Currently, I am using Popen to asynchronously start my media player with the song before going into the computation loop, but I am not sure if this strategy works and is giving synchronous results.

#!/usr/bin/python

import scipy.io.wavfile, numpy, sys, subprocess

# Some abstractions for computation
def sumsquared(arr):
    sum = 0
    for i in arr:
            sum = sum + (i[0] * i[0]) + (i[1] * i[1])

    return sum

if sys.argv.__len__() < 2:
    print 'USAGE: wavdsp <wavfile>'
    sys.exit(1)

numpy.set_printoptions(threshold='nan')
rate, data = scipy.io.wavfile.read(sys.argv[1])


# Beat detection algorithm begin 
# the algorithm has been implemented as per GameDev Article
# Initialisation
data_len = data.__len__()

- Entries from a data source

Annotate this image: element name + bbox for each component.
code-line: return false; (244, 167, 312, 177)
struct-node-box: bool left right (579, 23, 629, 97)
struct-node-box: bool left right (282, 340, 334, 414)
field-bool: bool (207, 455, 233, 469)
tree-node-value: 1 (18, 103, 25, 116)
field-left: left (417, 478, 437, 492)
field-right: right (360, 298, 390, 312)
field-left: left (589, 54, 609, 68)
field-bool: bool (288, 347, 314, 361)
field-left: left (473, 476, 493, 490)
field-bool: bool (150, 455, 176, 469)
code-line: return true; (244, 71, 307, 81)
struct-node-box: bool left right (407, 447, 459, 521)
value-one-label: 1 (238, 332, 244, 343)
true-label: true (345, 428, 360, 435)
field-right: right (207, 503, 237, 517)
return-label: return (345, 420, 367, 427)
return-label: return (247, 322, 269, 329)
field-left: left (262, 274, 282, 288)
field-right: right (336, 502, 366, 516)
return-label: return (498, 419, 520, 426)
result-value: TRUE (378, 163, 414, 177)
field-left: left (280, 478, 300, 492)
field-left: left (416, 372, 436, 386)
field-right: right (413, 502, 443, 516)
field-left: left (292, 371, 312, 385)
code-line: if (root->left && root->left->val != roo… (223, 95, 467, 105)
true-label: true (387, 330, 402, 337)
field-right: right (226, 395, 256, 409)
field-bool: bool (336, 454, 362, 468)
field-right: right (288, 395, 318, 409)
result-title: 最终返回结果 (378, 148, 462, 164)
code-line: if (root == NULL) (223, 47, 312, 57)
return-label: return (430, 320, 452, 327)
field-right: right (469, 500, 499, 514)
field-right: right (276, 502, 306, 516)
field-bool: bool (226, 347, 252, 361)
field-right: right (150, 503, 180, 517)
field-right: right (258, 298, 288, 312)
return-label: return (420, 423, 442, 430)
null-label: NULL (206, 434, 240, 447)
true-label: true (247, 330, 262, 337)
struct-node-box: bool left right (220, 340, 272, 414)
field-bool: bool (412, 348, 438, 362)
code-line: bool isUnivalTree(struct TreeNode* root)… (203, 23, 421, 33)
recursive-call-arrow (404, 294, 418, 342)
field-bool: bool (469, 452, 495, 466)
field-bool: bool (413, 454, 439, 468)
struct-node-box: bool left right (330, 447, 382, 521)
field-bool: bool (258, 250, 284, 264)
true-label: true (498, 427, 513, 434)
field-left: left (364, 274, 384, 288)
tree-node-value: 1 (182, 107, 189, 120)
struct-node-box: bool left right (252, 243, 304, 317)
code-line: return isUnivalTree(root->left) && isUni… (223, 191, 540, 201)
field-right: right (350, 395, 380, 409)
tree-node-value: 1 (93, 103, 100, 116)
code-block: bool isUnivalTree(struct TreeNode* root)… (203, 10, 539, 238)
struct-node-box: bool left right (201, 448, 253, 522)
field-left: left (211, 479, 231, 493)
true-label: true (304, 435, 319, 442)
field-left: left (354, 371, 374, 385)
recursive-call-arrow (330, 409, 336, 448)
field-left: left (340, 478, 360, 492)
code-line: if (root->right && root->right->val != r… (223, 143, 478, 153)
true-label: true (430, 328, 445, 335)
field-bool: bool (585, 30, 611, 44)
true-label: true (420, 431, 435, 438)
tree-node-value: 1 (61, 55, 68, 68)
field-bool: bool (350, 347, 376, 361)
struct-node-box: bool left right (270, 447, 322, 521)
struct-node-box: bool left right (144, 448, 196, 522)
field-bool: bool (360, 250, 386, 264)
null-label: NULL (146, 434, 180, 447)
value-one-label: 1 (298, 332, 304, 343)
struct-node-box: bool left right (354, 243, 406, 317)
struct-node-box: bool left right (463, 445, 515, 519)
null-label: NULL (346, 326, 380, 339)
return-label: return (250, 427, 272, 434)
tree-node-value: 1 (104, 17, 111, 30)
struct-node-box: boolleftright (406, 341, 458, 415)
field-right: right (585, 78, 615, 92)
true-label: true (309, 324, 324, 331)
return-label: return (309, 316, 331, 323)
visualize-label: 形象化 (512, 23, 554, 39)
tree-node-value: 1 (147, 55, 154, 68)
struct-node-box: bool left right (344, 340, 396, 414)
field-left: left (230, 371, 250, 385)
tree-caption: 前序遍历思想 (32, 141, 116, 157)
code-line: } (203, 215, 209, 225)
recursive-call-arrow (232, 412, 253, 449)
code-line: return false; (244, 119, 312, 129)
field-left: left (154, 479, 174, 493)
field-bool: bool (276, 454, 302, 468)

- What the task requires
Resume the passage on beat detection in a WAV file, picking up right after its last line. These entries have no connection to the passage on beat detection in a WAV file.

- Exercise response
idx = 0
hist_last = 44032
instant_energy = 0
local_energy = 0
le_multi = 0.023219955 # Local energy multiplier ~ 1024/44100


# Play the song
p = subprocess.Popen(['audacious', sys.argv[1]])

while idx < data_len - 48000:
    dat = data[idx:idx+1024]
    history = data[idx:hist_last]
    instant_energy = sumsquared(dat)
    local_energy = le_multi * sumsquared(history)
    print instant_energy, local_energy
    if instant_energy > (local_energy * 1.3):
            print 'Beat'

    idx = idx + 1024
    hist_last = hist_last + 1024 # Right shift history buffer

 p.terminate()

What modification/additions can I make to the script in order to get audio output and the algorithm (console) output in a time synchronised manner? i.e When console outputs result for a particular frame, that frame must be playing on the speakers.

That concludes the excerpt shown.